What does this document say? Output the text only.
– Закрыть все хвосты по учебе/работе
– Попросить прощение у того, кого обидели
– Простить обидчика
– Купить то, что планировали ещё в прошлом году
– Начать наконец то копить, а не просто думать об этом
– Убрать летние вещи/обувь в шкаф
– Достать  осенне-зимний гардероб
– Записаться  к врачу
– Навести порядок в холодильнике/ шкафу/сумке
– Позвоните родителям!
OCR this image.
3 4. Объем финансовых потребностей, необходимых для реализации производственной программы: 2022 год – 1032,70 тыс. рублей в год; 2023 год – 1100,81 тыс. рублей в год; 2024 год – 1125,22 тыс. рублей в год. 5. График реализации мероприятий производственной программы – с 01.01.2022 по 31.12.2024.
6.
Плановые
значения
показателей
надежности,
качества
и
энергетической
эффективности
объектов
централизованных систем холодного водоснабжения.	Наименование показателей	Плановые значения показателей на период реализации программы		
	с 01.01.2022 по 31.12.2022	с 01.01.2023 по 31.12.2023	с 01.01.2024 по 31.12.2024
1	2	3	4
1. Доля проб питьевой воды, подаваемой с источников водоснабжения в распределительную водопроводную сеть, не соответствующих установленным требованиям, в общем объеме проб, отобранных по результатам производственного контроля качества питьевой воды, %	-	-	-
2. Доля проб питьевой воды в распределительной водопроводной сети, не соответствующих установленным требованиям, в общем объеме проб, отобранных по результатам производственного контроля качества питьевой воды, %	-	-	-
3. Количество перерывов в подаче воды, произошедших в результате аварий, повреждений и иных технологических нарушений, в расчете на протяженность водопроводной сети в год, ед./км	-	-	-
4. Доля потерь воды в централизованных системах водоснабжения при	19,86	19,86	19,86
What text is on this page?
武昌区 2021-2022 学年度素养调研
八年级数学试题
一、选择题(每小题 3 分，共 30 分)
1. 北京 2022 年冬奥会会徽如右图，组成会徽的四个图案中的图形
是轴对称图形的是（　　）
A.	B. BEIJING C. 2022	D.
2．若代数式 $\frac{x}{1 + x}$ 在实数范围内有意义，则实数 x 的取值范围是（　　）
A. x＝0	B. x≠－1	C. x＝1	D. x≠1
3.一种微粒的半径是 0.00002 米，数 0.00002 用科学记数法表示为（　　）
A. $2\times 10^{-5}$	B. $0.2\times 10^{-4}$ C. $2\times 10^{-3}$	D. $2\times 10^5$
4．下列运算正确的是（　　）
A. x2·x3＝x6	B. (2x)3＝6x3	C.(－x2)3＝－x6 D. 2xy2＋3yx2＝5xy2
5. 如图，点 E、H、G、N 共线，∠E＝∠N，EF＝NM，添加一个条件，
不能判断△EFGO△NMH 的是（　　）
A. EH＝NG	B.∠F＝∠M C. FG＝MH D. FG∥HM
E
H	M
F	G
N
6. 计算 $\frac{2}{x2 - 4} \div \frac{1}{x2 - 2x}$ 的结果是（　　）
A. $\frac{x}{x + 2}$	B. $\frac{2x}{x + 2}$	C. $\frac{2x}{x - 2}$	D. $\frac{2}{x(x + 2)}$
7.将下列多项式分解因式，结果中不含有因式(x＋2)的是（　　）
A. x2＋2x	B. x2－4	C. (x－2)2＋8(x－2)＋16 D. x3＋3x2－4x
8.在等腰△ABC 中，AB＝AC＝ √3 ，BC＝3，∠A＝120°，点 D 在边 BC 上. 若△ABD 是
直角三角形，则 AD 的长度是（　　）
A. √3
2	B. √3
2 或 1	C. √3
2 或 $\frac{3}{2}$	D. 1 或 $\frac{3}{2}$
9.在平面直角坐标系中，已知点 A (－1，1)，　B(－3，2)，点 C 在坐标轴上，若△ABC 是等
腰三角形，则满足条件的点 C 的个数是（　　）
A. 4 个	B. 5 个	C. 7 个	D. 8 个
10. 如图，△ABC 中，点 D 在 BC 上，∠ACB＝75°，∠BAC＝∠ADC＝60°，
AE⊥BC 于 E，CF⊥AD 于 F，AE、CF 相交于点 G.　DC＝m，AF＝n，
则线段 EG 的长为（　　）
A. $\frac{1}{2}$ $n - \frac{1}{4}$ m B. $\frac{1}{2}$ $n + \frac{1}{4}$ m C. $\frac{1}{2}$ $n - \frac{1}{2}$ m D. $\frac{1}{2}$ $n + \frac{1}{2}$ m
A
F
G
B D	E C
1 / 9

++++++++++

**EXERCISE DESCRIPTION**. Every entry needs to be retyped exactly.

**ANSWER IN FULL**.
What does this document say? Output the text only.
– Закрыть все хвосты по учебе/работе
– Попросить прощение у того, кого обидели
– Простить обидчика
– Купить то, что планировали ещё в прошлом году
– Начать наконец то копить, а не просто думать об этом
– Убрать летние вещи/обувь в шкаф
– Достать  осенне-зимний гардероб
– Записаться  к врачу
– Навести порядок в холодильнике/ шкафу/сумке
– Позвоните родителям!
OCR this image.
3 4. Объем финансовых потребностей, необходимых для реализации производственной программы: 2022 год – 1032,70 тыс. рублей в год; 2023 год – 1100,81 тыс. рублей в год; 2024 год – 1125,22 тыс. рублей в год. 5. График реализации мероприятий производственной программы – с 01.01.2022 по 31.12.2024.
6.
Плановые
значения
показателей
надежности,
качества
и
энергетической
эффективности
объектов
централизованных систем холодного водоснабжения.	Наименование показателей	Плановые значения показателей на период реализации программы		
	с 01.01.2022 по 31.12.2022	с 01.01.2023 по 31.12.2023	с 01.01.2024 по 31.12.2024
1	2	3	4
1. Доля проб питьевой воды, подаваемой с источников водоснабжения в распределительную водопроводную сеть, не соответствующих установленным требованиям, в общем объеме проб, отобранных по результатам производственного контроля качества питьевой воды, %	-	-	-
2. Доля проб питьевой воды в распределительной водопроводной сети, не соответствующих установленным требованиям, в общем объеме проб, отобранных по результатам производственного контроля качества питьевой воды, %	-	-	-
3. Количество перерывов в подаче воды, произошедших в результате аварий, повреждений и иных технологических нарушений, в расчете на протяженность водопроводной сети в год, ед./км	-	-	-
4. Доля потерь воды в централизованных системах водоснабжения при	19,86	19,86	19,86
What text is on this page?
武昌区 2021-2022 学年度素养调研
八年级数学试题
一、选择题(每小题 3 分，共 30 分)
1. 北京 2022 年冬奥会会徽如右图，组成会徽的四个图案中的图形
是轴对称图形的是（　　）
A.	B. BEIJING C. 2022	D.
2．若代数式 $\frac{x}{1 + x}$ 在实数范围内有意义，则实数 x 的取值范围是（　　）
A. x＝0	B. x≠－1	C. x＝1	D. x≠1
3.一种微粒的半径是 0.00002 米，数 0.00002 用科学记数法表示为（　　）
A. $2\times 10^{-5}$	B. $0.2\times 10^{-4}$ C. $2\times 10^{-3}$	D. $2\times 10^5$
4．下列运算正确的是（　　）
A. x2·x3＝x6	B. (2x)3＝6x3	C.(－x2)3＝－x6 D. 2xy2＋3yx2＝5xy2
5. 如图，点 E、H、G、N 共线，∠E＝∠N，EF＝NM，添加一个条件，
不能判断△EFGO△NMH 的是（　　）
A. EH＝NG	B.∠F＝∠M C. FG＝MH D. FG∥HM
E
H	M
F	G
N
6. 计算 $\frac{2}{x2 - 4} \div \frac{1}{x2 - 2x}$ 的结果是（　　）
A. $\frac{x}{x + 2}$	B. $\frac{2x}{x + 2}$	C. $\frac{2x}{x - 2}$	D. $\frac{2}{x(x + 2)}$
7.将下列多项式分解因式，结果中不含有因式(x＋2)的是（　　）
A. x2＋2x	B. x2－4	C. (x－2)2＋8(x－2)＋16 D. x3＋3x2－4x
8.在等腰△ABC 中，AB＝AC＝ √3 ，BC＝3，∠A＝120°，点 D 在边 BC 上. 若△ABD 是
直角三角形，则 AD 的长度是（　　）
A. √3
2	B. √3
2 或 1	C. √3
2 或 $\frac{3}{2}$	D. 1 或 $\frac{3}{2}$
9.在平面直角坐标系中，已知点 A (－1，1)，　B(－3，2)，点 C 在坐标轴上，若△ABC 是等
腰三角形，则满足条件的点 C 的个数是（　　）
A. 4 个	B. 5 个	C. 7 个	D. 8 个
10. 如图，△ABC 中，点 D 在 BC 上，∠ACB＝75°，∠BAC＝∠ADC＝60°，
AE⊥BC 于 E，CF⊥AD 于 F，AE、CF 相交于点 G.　DC＝m，AF＝n，
则线段 EG 的长为（　　）
A. $\frac{1}{2}$ $n - \frac{1}{4}$ m B. $\frac{1}{2}$ $n + \frac{1}{4}$ m C. $\frac{1}{2}$ $n - \frac{1}{2}$ m D. $\frac{1}{2}$ $n + \frac{1}{2}$ m
A
F
G
B D	E C
1 / 9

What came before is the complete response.